◆ **Supplied entries**
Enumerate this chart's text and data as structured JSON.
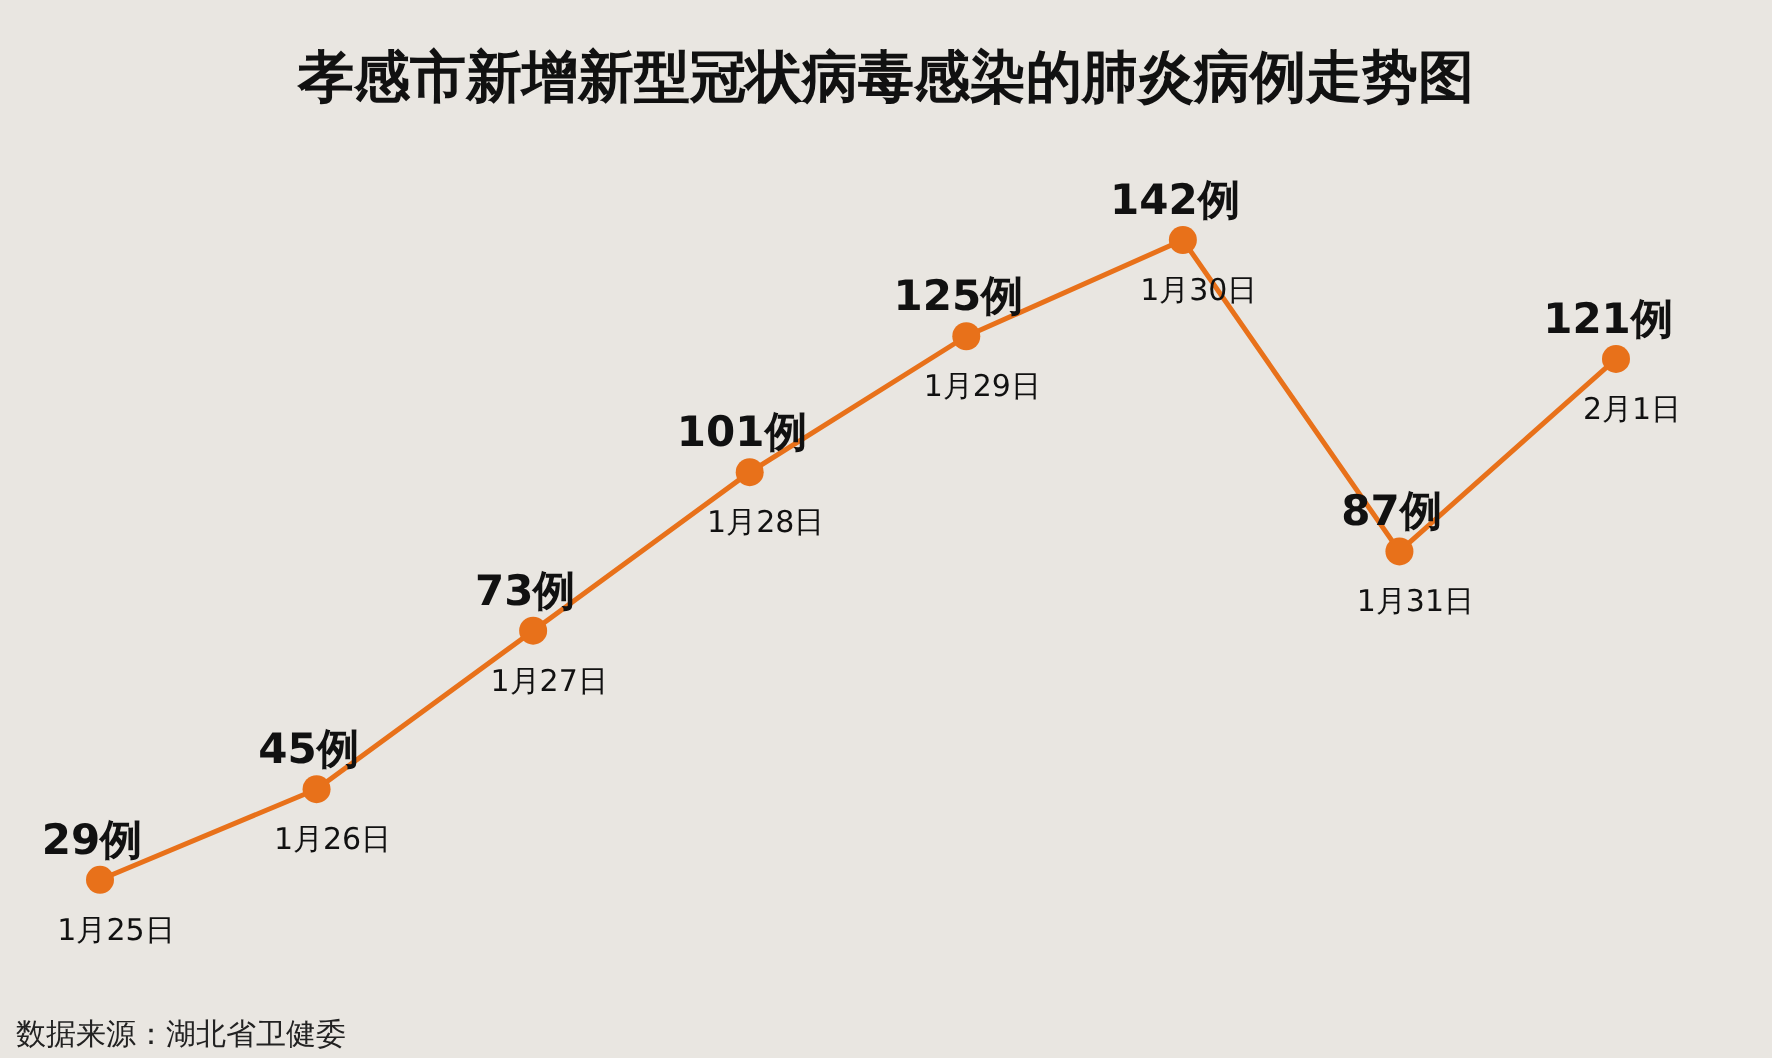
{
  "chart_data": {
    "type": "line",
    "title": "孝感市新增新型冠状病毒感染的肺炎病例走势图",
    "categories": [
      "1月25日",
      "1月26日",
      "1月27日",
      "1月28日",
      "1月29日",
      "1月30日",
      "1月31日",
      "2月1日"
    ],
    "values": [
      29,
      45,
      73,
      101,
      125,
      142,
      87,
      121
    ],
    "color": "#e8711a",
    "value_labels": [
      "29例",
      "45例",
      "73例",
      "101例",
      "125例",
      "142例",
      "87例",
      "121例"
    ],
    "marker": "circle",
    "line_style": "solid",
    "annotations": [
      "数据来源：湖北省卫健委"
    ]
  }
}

◆ **Exercise objective**
Will you set down the records word for word while leaving out every picture?

◆ **Solution to the problem**
Enumerate this chart's text and data as structured JSON.
{
  "chart_data": {
    "type": "line",
    "title": "孝感市新增新型冠状病毒感染的肺炎病例走势图",
    "categories": [
      "1月25日",
      "1月26日",
      "1月27日",
      "1月28日",
      "1月29日",
      "1月30日",
      "1月31日",
      "2月1日"
    ],
    "values": [
      29,
      45,
      73,
      101,
      125,
      142,
      87,
      121
    ],
    "color": "#e8711a",
    "value_labels": [
      "29例",
      "45例",
      "73例",
      "101例",
      "125例",
      "142例",
      "87例",
      "121例"
    ],
    "marker": "circle",
    "line_style": "solid",
    "annotations": [
      "数据来源：湖北省卫健委"
    ]
  }
}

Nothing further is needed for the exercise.